• [Directive]: Search the data below for the word "size" and copy each line that holds it.

• [Task inputs]:
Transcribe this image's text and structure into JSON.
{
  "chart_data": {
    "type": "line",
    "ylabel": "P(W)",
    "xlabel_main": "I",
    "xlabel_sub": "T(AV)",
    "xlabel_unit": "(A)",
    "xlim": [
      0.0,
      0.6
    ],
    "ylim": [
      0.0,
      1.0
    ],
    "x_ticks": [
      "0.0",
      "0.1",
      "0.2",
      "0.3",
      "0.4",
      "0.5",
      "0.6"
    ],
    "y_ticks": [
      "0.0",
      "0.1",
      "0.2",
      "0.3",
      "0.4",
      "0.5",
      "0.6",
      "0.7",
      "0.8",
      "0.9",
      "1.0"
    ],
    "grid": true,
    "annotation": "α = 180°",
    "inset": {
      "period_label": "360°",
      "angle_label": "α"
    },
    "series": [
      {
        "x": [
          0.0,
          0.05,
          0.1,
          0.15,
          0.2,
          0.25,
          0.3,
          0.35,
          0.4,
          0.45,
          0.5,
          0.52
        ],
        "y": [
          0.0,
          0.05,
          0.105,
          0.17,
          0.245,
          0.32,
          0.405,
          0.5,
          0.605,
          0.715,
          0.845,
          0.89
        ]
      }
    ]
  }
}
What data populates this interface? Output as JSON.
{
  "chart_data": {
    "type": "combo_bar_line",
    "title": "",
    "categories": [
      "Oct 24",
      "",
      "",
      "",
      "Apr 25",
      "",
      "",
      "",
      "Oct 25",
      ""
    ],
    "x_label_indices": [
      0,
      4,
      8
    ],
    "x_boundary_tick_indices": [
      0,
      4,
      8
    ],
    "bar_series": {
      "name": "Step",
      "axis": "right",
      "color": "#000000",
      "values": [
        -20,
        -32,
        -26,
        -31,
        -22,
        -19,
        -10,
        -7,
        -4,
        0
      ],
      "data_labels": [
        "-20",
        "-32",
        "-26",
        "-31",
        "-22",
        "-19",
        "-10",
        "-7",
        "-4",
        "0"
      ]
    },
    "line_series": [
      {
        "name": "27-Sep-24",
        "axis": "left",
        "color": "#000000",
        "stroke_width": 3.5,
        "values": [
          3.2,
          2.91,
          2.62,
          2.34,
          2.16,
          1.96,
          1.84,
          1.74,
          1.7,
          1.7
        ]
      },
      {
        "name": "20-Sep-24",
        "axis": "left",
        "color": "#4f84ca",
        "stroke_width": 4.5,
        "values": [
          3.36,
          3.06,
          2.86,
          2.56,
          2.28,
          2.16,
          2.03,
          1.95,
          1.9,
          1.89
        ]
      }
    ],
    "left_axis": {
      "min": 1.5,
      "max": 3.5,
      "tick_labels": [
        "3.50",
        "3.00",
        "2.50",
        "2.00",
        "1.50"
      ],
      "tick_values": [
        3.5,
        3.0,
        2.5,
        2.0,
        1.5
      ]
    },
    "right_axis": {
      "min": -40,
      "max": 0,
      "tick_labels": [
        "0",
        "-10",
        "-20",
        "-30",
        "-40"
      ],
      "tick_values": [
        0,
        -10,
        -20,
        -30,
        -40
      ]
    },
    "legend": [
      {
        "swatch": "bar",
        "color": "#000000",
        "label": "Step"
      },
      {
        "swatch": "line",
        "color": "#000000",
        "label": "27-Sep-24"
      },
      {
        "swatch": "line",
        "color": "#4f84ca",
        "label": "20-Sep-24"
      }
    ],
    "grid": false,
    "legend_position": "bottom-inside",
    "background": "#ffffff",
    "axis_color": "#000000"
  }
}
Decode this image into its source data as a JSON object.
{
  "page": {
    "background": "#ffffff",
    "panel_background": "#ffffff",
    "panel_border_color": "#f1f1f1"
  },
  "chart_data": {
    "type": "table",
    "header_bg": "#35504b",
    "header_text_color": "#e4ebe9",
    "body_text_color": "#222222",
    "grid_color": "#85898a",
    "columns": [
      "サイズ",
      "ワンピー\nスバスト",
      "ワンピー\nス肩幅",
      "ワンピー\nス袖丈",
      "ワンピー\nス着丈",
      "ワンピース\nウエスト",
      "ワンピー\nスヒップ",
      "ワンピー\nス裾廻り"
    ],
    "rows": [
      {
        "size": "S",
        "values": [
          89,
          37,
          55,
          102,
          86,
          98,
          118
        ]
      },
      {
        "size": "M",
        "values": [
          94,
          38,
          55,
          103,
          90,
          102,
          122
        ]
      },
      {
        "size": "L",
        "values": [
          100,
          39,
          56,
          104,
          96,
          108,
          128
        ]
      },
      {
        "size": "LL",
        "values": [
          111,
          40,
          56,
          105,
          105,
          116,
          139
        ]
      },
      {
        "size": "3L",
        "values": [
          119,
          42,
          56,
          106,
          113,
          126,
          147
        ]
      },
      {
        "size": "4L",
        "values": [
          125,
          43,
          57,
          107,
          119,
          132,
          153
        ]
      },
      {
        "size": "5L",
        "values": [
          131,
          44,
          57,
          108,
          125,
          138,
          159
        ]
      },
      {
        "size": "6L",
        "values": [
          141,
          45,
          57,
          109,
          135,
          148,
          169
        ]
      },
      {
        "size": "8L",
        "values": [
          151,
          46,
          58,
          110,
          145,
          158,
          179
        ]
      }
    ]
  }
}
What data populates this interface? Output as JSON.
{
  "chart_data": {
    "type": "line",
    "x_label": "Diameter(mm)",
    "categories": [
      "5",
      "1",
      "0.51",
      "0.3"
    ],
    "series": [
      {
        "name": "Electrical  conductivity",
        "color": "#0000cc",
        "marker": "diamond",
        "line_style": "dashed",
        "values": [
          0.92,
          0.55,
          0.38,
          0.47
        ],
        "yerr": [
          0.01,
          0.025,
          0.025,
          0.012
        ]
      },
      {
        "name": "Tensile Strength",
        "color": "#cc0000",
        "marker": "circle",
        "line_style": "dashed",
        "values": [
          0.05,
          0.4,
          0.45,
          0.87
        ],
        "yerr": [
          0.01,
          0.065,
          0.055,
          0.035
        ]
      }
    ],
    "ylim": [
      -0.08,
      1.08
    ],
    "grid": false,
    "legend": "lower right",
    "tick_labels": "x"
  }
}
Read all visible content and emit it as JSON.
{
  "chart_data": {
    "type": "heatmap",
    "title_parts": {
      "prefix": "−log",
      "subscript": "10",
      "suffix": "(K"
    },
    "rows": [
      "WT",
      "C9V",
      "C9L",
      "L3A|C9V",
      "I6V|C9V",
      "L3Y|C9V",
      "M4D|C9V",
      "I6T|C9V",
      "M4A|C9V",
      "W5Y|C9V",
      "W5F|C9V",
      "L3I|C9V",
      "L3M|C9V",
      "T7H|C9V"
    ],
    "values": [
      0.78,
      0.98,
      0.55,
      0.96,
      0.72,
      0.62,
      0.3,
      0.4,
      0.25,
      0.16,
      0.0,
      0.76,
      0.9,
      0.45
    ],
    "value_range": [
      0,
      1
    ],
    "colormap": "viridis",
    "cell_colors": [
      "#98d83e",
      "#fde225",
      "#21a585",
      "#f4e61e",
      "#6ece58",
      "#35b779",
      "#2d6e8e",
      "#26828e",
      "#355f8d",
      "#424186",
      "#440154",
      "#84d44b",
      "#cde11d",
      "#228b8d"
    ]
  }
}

• [Result of this task]:
        "size": "S",
        "size": "M",
        "size": "L",
        "size": "LL",
        "size": "3L",
        "size": "4L",
        "size": "5L",
        "size": "6L",
        "size": "8L",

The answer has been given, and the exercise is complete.